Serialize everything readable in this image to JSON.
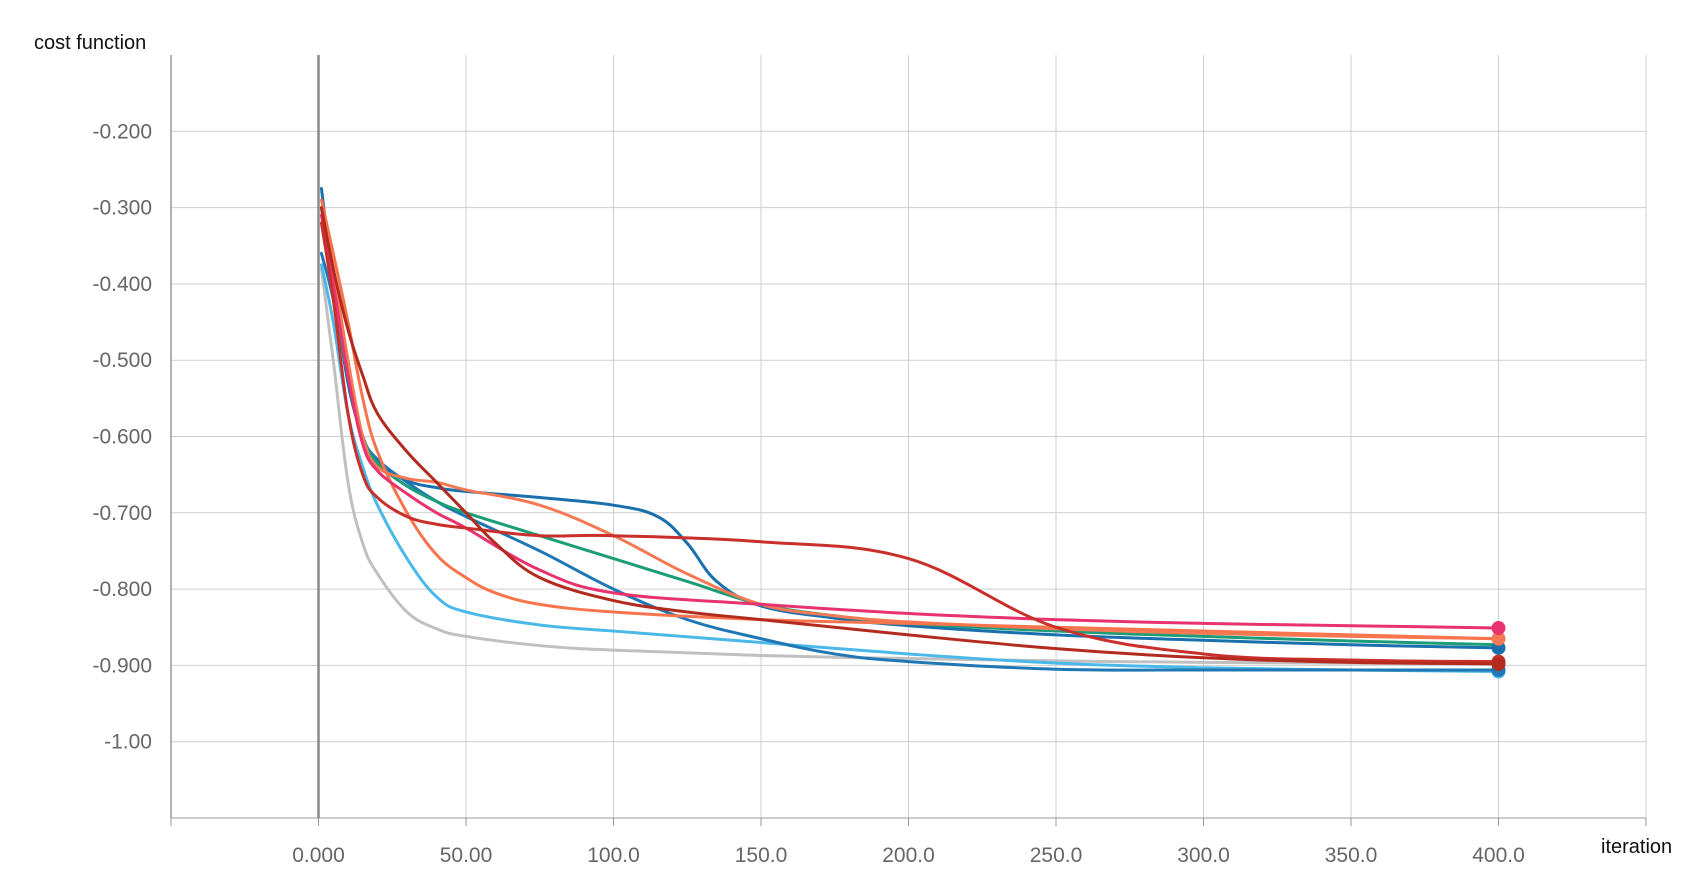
{
  "chart_data": {
    "type": "line",
    "xlabel": "iteration",
    "ylabel": "cost function",
    "xlim": [
      -50,
      450
    ],
    "ylim": [
      -1.1,
      -0.1
    ],
    "xticks": [
      0,
      50,
      100,
      150,
      200,
      250,
      300,
      350,
      400
    ],
    "xtick_labels": [
      "0.000",
      "50.00",
      "100.0",
      "150.0",
      "200.0",
      "250.0",
      "300.0",
      "350.0",
      "400.0"
    ],
    "yticks": [
      -0.2,
      -0.3,
      -0.4,
      -0.5,
      -0.6,
      -0.7,
      -0.8,
      -0.9,
      -1.0
    ],
    "ytick_labels": [
      "-0.200",
      "-0.300",
      "-0.400",
      "-0.500",
      "-0.600",
      "-0.700",
      "-0.800",
      "-0.900",
      "-1.00"
    ],
    "grid": true,
    "series": [
      {
        "color": "#c0c0c0",
        "end_marker": false,
        "x": [
          1,
          5,
          10,
          15,
          20,
          30,
          40,
          50,
          75,
          100,
          150,
          200,
          250,
          300,
          350,
          400
        ],
        "y": [
          -0.38,
          -0.5,
          -0.66,
          -0.74,
          -0.78,
          -0.83,
          -0.852,
          -0.862,
          -0.874,
          -0.88,
          -0.887,
          -0.891,
          -0.894,
          -0.896,
          -0.897,
          -0.898
        ]
      },
      {
        "color": "#4ab8e8",
        "end_marker": true,
        "x": [
          1,
          5,
          10,
          15,
          20,
          30,
          40,
          50,
          75,
          100,
          150,
          200,
          250,
          300,
          350,
          400
        ],
        "y": [
          -0.375,
          -0.45,
          -0.57,
          -0.64,
          -0.69,
          -0.76,
          -0.81,
          -0.83,
          -0.847,
          -0.855,
          -0.87,
          -0.885,
          -0.897,
          -0.903,
          -0.906,
          -0.908
        ]
      },
      {
        "color": "#1f77b4",
        "end_marker": true,
        "x": [
          1,
          5,
          10,
          15,
          20,
          30,
          40,
          50,
          75,
          100,
          125,
          150,
          175,
          200,
          250,
          300,
          350,
          400
        ],
        "y": [
          -0.36,
          -0.42,
          -0.52,
          -0.6,
          -0.63,
          -0.66,
          -0.685,
          -0.705,
          -0.75,
          -0.8,
          -0.84,
          -0.865,
          -0.885,
          -0.895,
          -0.905,
          -0.906,
          -0.906,
          -0.906
        ]
      },
      {
        "color": "#1a6fad",
        "end_marker": true,
        "x": [
          1,
          5,
          10,
          15,
          20,
          30,
          40,
          50,
          75,
          100,
          115,
          125,
          135,
          150,
          175,
          200,
          250,
          300,
          350,
          400
        ],
        "y": [
          -0.275,
          -0.4,
          -0.53,
          -0.6,
          -0.635,
          -0.658,
          -0.667,
          -0.672,
          -0.68,
          -0.69,
          -0.705,
          -0.74,
          -0.79,
          -0.822,
          -0.838,
          -0.848,
          -0.86,
          -0.867,
          -0.873,
          -0.877
        ]
      },
      {
        "color": "#1b9e77",
        "end_marker": false,
        "x": [
          1,
          5,
          10,
          15,
          20,
          30,
          40,
          50,
          75,
          100,
          125,
          150,
          175,
          200,
          250,
          300,
          350,
          400
        ],
        "y": [
          -0.3,
          -0.41,
          -0.52,
          -0.6,
          -0.635,
          -0.665,
          -0.685,
          -0.7,
          -0.73,
          -0.76,
          -0.79,
          -0.82,
          -0.835,
          -0.845,
          -0.855,
          -0.862,
          -0.868,
          -0.873
        ]
      },
      {
        "color": "#f47a55",
        "end_marker": true,
        "x": [
          1,
          5,
          10,
          15,
          20,
          30,
          40,
          50,
          75,
          100,
          125,
          150,
          175,
          200,
          250,
          300,
          350,
          400
        ],
        "y": [
          -0.3,
          -0.38,
          -0.5,
          -0.6,
          -0.64,
          -0.655,
          -0.66,
          -0.67,
          -0.69,
          -0.73,
          -0.78,
          -0.82,
          -0.835,
          -0.843,
          -0.852,
          -0.858,
          -0.862,
          -0.865
        ]
      },
      {
        "color": "#f8744c",
        "end_marker": false,
        "x": [
          1,
          5,
          10,
          15,
          20,
          30,
          40,
          50,
          60,
          75,
          100,
          150,
          200,
          250,
          300,
          350,
          400
        ],
        "y": [
          -0.29,
          -0.36,
          -0.45,
          -0.55,
          -0.62,
          -0.7,
          -0.755,
          -0.785,
          -0.805,
          -0.82,
          -0.83,
          -0.84,
          -0.845,
          -0.85,
          -0.855,
          -0.86,
          -0.865
        ]
      },
      {
        "color": "#e8336f",
        "end_marker": true,
        "x": [
          1,
          5,
          10,
          15,
          20,
          30,
          40,
          50,
          75,
          100,
          150,
          200,
          250,
          300,
          350,
          400
        ],
        "y": [
          -0.31,
          -0.4,
          -0.52,
          -0.61,
          -0.645,
          -0.675,
          -0.7,
          -0.72,
          -0.775,
          -0.805,
          -0.82,
          -0.832,
          -0.84,
          -0.845,
          -0.848,
          -0.851
        ]
      },
      {
        "color": "#c9302c",
        "end_marker": true,
        "x": [
          1,
          5,
          10,
          15,
          20,
          30,
          40,
          50,
          75,
          100,
          150,
          200,
          250,
          300,
          350,
          400
        ],
        "y": [
          -0.32,
          -0.42,
          -0.57,
          -0.65,
          -0.68,
          -0.705,
          -0.715,
          -0.72,
          -0.73,
          -0.73,
          -0.738,
          -0.76,
          -0.85,
          -0.885,
          -0.893,
          -0.895
        ]
      },
      {
        "color": "#b22b1e",
        "end_marker": true,
        "x": [
          1,
          5,
          10,
          15,
          20,
          30,
          40,
          50,
          60,
          75,
          100,
          125,
          150,
          200,
          250,
          300,
          350,
          400
        ],
        "y": [
          -0.3,
          -0.38,
          -0.46,
          -0.52,
          -0.57,
          -0.62,
          -0.66,
          -0.7,
          -0.74,
          -0.785,
          -0.815,
          -0.83,
          -0.84,
          -0.86,
          -0.878,
          -0.89,
          -0.896,
          -0.898
        ]
      }
    ]
  }
}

__Short problem__: Reproduce the records verbatim, omitting all images they contain.

__Solved problem__:
Serialize everything readable in this image to JSON.
{
  "chart_data": {
    "type": "line",
    "xlabel": "iteration",
    "ylabel": "cost function",
    "xlim": [
      -50,
      450
    ],
    "ylim": [
      -1.1,
      -0.1
    ],
    "xticks": [
      0,
      50,
      100,
      150,
      200,
      250,
      300,
      350,
      400
    ],
    "xtick_labels": [
      "0.000",
      "50.00",
      "100.0",
      "150.0",
      "200.0",
      "250.0",
      "300.0",
      "350.0",
      "400.0"
    ],
    "yticks": [
      -0.2,
      -0.3,
      -0.4,
      -0.5,
      -0.6,
      -0.7,
      -0.8,
      -0.9,
      -1.0
    ],
    "ytick_labels": [
      "-0.200",
      "-0.300",
      "-0.400",
      "-0.500",
      "-0.600",
      "-0.700",
      "-0.800",
      "-0.900",
      "-1.00"
    ],
    "grid": true,
    "series": [
      {
        "color": "#c0c0c0",
        "end_marker": false,
        "x": [
          1,
          5,
          10,
          15,
          20,
          30,
          40,
          50,
          75,
          100,
          150,
          200,
          250,
          300,
          350,
          400
        ],
        "y": [
          -0.38,
          -0.5,
          -0.66,
          -0.74,
          -0.78,
          -0.83,
          -0.852,
          -0.862,
          -0.874,
          -0.88,
          -0.887,
          -0.891,
          -0.894,
          -0.896,
          -0.897,
          -0.898
        ]
      },
      {
        "color": "#4ab8e8",
        "end_marker": true,
        "x": [
          1,
          5,
          10,
          15,
          20,
          30,
          40,
          50,
          75,
          100,
          150,
          200,
          250,
          300,
          350,
          400
        ],
        "y": [
          -0.375,
          -0.45,
          -0.57,
          -0.64,
          -0.69,
          -0.76,
          -0.81,
          -0.83,
          -0.847,
          -0.855,
          -0.87,
          -0.885,
          -0.897,
          -0.903,
          -0.906,
          -0.908
        ]
      },
      {
        "color": "#1f77b4",
        "end_marker": true,
        "x": [
          1,
          5,
          10,
          15,
          20,
          30,
          40,
          50,
          75,
          100,
          125,
          150,
          175,
          200,
          250,
          300,
          350,
          400
        ],
        "y": [
          -0.36,
          -0.42,
          -0.52,
          -0.6,
          -0.63,
          -0.66,
          -0.685,
          -0.705,
          -0.75,
          -0.8,
          -0.84,
          -0.865,
          -0.885,
          -0.895,
          -0.905,
          -0.906,
          -0.906,
          -0.906
        ]
      },
      {
        "color": "#1a6fad",
        "end_marker": true,
        "x": [
          1,
          5,
          10,
          15,
          20,
          30,
          40,
          50,
          75,
          100,
          115,
          125,
          135,
          150,
          175,
          200,
          250,
          300,
          350,
          400
        ],
        "y": [
          -0.275,
          -0.4,
          -0.53,
          -0.6,
          -0.635,
          -0.658,
          -0.667,
          -0.672,
          -0.68,
          -0.69,
          -0.705,
          -0.74,
          -0.79,
          -0.822,
          -0.838,
          -0.848,
          -0.86,
          -0.867,
          -0.873,
          -0.877
        ]
      },
      {
        "color": "#1b9e77",
        "end_marker": false,
        "x": [
          1,
          5,
          10,
          15,
          20,
          30,
          40,
          50,
          75,
          100,
          125,
          150,
          175,
          200,
          250,
          300,
          350,
          400
        ],
        "y": [
          -0.3,
          -0.41,
          -0.52,
          -0.6,
          -0.635,
          -0.665,
          -0.685,
          -0.7,
          -0.73,
          -0.76,
          -0.79,
          -0.82,
          -0.835,
          -0.845,
          -0.855,
          -0.862,
          -0.868,
          -0.873
        ]
      },
      {
        "color": "#f47a55",
        "end_marker": true,
        "x": [
          1,
          5,
          10,
          15,
          20,
          30,
          40,
          50,
          75,
          100,
          125,
          150,
          175,
          200,
          250,
          300,
          350,
          400
        ],
        "y": [
          -0.3,
          -0.38,
          -0.5,
          -0.6,
          -0.64,
          -0.655,
          -0.66,
          -0.67,
          -0.69,
          -0.73,
          -0.78,
          -0.82,
          -0.835,
          -0.843,
          -0.852,
          -0.858,
          -0.862,
          -0.865
        ]
      },
      {
        "color": "#f8744c",
        "end_marker": false,
        "x": [
          1,
          5,
          10,
          15,
          20,
          30,
          40,
          50,
          60,
          75,
          100,
          150,
          200,
          250,
          300,
          350,
          400
        ],
        "y": [
          -0.29,
          -0.36,
          -0.45,
          -0.55,
          -0.62,
          -0.7,
          -0.755,
          -0.785,
          -0.805,
          -0.82,
          -0.83,
          -0.84,
          -0.845,
          -0.85,
          -0.855,
          -0.86,
          -0.865
        ]
      },
      {
        "color": "#e8336f",
        "end_marker": true,
        "x": [
          1,
          5,
          10,
          15,
          20,
          30,
          40,
          50,
          75,
          100,
          150,
          200,
          250,
          300,
          350,
          400
        ],
        "y": [
          -0.31,
          -0.4,
          -0.52,
          -0.61,
          -0.645,
          -0.675,
          -0.7,
          -0.72,
          -0.775,
          -0.805,
          -0.82,
          -0.832,
          -0.84,
          -0.845,
          -0.848,
          -0.851
        ]
      },
      {
        "color": "#c9302c",
        "end_marker": true,
        "x": [
          1,
          5,
          10,
          15,
          20,
          30,
          40,
          50,
          75,
          100,
          150,
          200,
          250,
          300,
          350,
          400
        ],
        "y": [
          -0.32,
          -0.42,
          -0.57,
          -0.65,
          -0.68,
          -0.705,
          -0.715,
          -0.72,
          -0.73,
          -0.73,
          -0.738,
          -0.76,
          -0.85,
          -0.885,
          -0.893,
          -0.895
        ]
      },
      {
        "color": "#b22b1e",
        "end_marker": true,
        "x": [
          1,
          5,
          10,
          15,
          20,
          30,
          40,
          50,
          60,
          75,
          100,
          125,
          150,
          200,
          250,
          300,
          350,
          400
        ],
        "y": [
          -0.3,
          -0.38,
          -0.46,
          -0.52,
          -0.57,
          -0.62,
          -0.66,
          -0.7,
          -0.74,
          -0.785,
          -0.815,
          -0.83,
          -0.84,
          -0.86,
          -0.878,
          -0.89,
          -0.896,
          -0.898
        ]
      }
    ]
  }
}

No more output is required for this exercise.